### TEXTO DE ORIGEM
----

Memórias de um Peregrino – UN PUEBLAZO
Carrión de Los Condes, uma interessante cidade, foi o destino seguinte, onde cheguei após uma jornada monótona, num trecho plano e bem conservado, paralelo à pista asfaltada. Sem uma árvore sequer para oferecer um abrigo e sem as mesetas, para quebrar a mesmice, tipo de relevo que havia desaparecido. Fiz uma caminhada rápida e, em torno do meio-dia, já estava hospedado no Monastério de Santa Clara. Local muito bom, confortável.
Apos o banho de água quente, luxo nem sempre disponível nos albergues, saí para conhecer a cidade, fazer umas compras e almoçar. No passado, Carrión de Los Condes, por conta da beleza das suas mulheres, anualmente era obrigada a pagar aos mouros um tributo de cem donzelas, segundo reza a lenda. Tema, inclusive, retratado em uma de suas igrejas. Eu, que não sou nenhum califa, ter-me-ia contentado com uma, mas não consegui.
Aproveitei para comprar um novo par de meias, pois um dos meus fora esquecido pelo caminho. E interessei-me por um cartaz divulgando uma tourada programada para aquele dia. Infelizmente era em uma outra cidade. Depois, visitei as ruínas de uma igreja incendiada pelas tropas de Napoleão, hoje restaurada e transformada em museu.
A pequena cidade tem grande importância histórica, característica que atrai um intenso fluxo de turistas. “Un pueblazo”, como ouvi de um peregrino espanhol.

----

### INSTRUÇÕES
#1 Traduza para o inglês esta frase do relato sobre Carrión de Los Condes: “Aproveitei para comprar um novo par de meias, pois um dos meus fora esquecido pelo caminho.”
#2 Prolongue o relato sobre Carrión de Los Condes, começando logo após a última frase apresentada.

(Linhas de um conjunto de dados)
----

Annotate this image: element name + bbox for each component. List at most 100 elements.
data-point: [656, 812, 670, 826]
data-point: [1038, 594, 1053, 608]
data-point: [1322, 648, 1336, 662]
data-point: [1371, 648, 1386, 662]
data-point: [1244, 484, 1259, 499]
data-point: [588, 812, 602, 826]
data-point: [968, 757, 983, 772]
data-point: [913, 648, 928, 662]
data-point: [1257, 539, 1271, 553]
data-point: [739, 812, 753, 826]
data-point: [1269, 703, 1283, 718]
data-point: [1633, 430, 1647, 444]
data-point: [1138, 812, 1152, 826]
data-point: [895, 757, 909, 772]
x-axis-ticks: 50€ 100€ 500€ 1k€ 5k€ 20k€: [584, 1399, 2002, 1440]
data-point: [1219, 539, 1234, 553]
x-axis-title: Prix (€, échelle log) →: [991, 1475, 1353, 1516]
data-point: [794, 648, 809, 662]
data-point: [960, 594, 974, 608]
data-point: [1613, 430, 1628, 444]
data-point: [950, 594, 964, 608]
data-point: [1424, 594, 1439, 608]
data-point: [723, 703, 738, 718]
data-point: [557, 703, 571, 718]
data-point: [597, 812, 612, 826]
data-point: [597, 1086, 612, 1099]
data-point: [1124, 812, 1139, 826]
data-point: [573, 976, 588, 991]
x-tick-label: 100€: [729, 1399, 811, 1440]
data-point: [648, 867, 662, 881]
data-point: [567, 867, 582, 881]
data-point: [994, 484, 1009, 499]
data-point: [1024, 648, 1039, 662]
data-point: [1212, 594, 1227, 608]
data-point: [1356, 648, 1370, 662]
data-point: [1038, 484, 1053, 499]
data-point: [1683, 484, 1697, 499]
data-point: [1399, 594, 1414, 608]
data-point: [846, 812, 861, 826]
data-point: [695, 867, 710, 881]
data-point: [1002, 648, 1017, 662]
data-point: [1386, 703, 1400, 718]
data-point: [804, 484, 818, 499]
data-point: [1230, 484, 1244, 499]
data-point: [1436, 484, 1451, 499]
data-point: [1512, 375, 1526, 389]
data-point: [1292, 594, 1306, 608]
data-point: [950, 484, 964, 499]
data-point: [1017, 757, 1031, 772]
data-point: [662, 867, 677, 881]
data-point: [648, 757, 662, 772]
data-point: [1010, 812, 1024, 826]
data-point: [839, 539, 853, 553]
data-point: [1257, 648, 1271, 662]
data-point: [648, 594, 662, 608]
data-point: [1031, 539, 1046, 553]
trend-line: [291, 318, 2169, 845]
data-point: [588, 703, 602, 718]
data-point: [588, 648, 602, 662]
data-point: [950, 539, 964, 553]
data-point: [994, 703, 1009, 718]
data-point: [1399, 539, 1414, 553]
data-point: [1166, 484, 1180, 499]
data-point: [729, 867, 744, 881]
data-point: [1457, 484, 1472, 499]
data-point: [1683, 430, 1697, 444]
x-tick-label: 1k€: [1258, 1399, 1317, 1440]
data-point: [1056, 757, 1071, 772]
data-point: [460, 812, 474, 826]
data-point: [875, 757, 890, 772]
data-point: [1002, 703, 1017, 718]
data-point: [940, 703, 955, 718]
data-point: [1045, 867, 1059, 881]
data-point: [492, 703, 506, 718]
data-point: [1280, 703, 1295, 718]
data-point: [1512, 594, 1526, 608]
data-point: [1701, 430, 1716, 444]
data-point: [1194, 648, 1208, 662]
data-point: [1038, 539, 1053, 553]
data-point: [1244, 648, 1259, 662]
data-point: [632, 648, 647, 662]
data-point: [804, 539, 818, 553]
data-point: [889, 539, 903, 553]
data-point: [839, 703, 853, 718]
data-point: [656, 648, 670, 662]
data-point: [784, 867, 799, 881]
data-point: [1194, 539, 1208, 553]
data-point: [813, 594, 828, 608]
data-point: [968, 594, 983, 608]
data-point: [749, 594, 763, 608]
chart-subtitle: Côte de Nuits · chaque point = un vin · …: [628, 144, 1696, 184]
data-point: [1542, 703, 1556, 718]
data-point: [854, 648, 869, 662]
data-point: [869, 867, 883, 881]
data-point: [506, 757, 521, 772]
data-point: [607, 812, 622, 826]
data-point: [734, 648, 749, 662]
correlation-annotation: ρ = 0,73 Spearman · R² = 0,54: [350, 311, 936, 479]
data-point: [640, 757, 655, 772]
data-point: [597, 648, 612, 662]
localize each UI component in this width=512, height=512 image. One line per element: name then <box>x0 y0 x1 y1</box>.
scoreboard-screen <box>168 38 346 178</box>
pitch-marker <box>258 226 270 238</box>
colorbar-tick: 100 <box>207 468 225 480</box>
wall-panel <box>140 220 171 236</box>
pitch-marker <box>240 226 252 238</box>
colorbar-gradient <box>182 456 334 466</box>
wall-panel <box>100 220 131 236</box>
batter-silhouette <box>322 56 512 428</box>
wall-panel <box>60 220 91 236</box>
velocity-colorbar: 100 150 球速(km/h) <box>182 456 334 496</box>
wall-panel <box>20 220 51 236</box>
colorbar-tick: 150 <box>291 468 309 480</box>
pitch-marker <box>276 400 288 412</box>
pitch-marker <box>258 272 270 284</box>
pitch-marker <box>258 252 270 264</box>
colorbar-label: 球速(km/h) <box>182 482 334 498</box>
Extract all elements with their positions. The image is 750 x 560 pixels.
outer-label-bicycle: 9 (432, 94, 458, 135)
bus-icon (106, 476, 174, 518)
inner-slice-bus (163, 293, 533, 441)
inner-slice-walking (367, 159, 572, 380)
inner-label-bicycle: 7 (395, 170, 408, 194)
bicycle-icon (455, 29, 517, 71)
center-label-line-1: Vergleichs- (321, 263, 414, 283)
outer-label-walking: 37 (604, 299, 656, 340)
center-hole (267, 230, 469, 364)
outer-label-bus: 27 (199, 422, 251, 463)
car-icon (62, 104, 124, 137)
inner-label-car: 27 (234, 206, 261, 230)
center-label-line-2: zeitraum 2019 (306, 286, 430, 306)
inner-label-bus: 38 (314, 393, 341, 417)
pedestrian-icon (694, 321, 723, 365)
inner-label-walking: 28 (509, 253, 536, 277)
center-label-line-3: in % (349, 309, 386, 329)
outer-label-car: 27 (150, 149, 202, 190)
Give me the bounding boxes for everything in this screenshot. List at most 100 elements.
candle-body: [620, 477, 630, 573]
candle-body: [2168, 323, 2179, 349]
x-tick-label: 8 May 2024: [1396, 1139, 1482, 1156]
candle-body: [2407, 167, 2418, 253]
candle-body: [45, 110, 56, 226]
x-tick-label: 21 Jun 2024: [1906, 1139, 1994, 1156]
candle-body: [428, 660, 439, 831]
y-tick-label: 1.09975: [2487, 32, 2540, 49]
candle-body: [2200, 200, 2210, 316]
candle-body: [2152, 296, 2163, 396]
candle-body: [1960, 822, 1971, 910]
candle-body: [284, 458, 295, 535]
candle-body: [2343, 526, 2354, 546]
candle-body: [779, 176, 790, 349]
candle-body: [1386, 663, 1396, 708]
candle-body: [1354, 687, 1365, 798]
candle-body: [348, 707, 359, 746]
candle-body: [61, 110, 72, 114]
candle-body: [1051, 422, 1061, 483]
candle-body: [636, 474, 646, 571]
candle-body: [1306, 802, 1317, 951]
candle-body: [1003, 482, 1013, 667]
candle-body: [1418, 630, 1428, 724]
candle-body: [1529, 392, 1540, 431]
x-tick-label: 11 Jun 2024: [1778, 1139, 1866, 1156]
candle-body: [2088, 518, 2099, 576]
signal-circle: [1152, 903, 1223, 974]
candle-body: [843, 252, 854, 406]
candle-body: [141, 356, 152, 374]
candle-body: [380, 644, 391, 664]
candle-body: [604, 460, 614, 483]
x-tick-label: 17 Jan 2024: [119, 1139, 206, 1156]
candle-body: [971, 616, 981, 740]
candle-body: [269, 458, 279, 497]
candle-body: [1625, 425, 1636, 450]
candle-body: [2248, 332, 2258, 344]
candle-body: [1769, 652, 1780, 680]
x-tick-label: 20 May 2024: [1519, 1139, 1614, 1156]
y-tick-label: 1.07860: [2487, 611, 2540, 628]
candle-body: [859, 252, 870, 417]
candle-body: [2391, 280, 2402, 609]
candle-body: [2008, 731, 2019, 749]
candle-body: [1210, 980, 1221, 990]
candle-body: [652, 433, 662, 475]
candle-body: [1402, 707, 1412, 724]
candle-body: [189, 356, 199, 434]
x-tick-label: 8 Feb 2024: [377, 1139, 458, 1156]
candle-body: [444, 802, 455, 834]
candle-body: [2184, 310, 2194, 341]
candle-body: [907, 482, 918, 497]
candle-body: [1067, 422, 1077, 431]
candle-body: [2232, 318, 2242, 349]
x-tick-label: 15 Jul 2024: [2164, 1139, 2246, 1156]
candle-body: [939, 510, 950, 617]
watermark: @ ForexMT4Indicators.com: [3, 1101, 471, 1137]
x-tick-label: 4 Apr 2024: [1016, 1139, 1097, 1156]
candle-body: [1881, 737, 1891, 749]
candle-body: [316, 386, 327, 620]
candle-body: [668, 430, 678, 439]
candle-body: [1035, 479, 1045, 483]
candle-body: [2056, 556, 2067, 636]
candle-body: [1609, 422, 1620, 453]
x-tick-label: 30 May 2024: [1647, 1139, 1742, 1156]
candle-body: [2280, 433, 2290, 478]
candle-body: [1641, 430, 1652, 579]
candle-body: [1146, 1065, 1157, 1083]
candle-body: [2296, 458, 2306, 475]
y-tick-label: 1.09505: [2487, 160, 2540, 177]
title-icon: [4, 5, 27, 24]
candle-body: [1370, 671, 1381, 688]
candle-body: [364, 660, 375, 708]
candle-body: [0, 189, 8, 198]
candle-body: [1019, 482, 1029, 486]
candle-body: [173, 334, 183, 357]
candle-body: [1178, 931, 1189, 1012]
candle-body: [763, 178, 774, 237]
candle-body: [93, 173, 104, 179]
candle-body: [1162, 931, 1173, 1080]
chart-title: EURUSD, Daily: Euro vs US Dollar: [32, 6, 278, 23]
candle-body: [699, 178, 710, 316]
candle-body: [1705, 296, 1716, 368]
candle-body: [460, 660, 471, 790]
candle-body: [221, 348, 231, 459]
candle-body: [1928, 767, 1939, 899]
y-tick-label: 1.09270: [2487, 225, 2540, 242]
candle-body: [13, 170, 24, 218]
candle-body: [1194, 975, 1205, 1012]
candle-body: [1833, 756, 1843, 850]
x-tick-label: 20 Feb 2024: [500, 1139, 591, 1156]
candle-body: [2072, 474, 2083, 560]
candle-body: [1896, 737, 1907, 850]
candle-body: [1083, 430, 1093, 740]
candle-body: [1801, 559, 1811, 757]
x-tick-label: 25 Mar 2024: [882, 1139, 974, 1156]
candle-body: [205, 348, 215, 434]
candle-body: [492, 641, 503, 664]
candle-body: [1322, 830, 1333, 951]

----

### RESPOSTAS EM ORDEM
#1 I took the opportunity to buy a new pair of socks, since one of mine had been left behind along the way.

#2
Como sempre, parti bem cedo e lamentando não encontrar nenhum bar aberto para tomar o meu café-da-manhã. Realmente, como eu percebera desde o primeiro dia, os espanhóis do interior não são afeitos a levantar cedo. Dificilmente se encontra um bar aberto antes das 9 ou 10 horas, horário em que, normalmente, o peregrino já percorreu uns 10 km, quase sempre em jejum. Isso era um sacrifício para mim, habituado a fazer uma boa refeição de desjejum. Vez ou outra, eu levava uma maçã ou uma banana para comer nesse período, mas isso não me tirava o apetite
Um pequeno esquecimento iria me causar o maior transtorno de toda a jornada: deixei no albergue a agulha usada para furar minhas bolhas. Era um material novo, comprado ali mesmo em Carrión, com receio de infecção.
Foi cansativa a caminhada ate Cazadilla de La Cueza, a primeira povoação do trecho, grande parte realizada sobre uma estrada de barro. No pueblo, havia uma placa indicando três alternativas de caminho: pelo bosque, pela trilha que acompanhava a pista asfaltada ou por uma outra estrada de terra. Tanto o primeiro como o último significavam aumento de distância, motivo pelo qual decidi, erroneamente, seguir pela trilha paralela à pista asfaltada, opção que eu sempre evitava.
Não havia andado nem 1 km quando percebi que a pequena trilha estava em processo de terraplanagem, com máquinas trabalhando no trecho. Com isso, o piso estava fofo e havia muita poeira. Não tive escolha: segui pelo acostamento da pista, pelo lado contrário à mão dos veículos, subindo rapidamente a colina que se iniciara logo à saída do pueblo.
Ao chegar ao topo da elevação, uns 3 km adiante, senti uma leve ardência nas duas solas dos pés. Parei em um recanto e, enquanto descansava um pouco, retirei os tênis para esfriar os pés e conferir o motivo daquele desconforto.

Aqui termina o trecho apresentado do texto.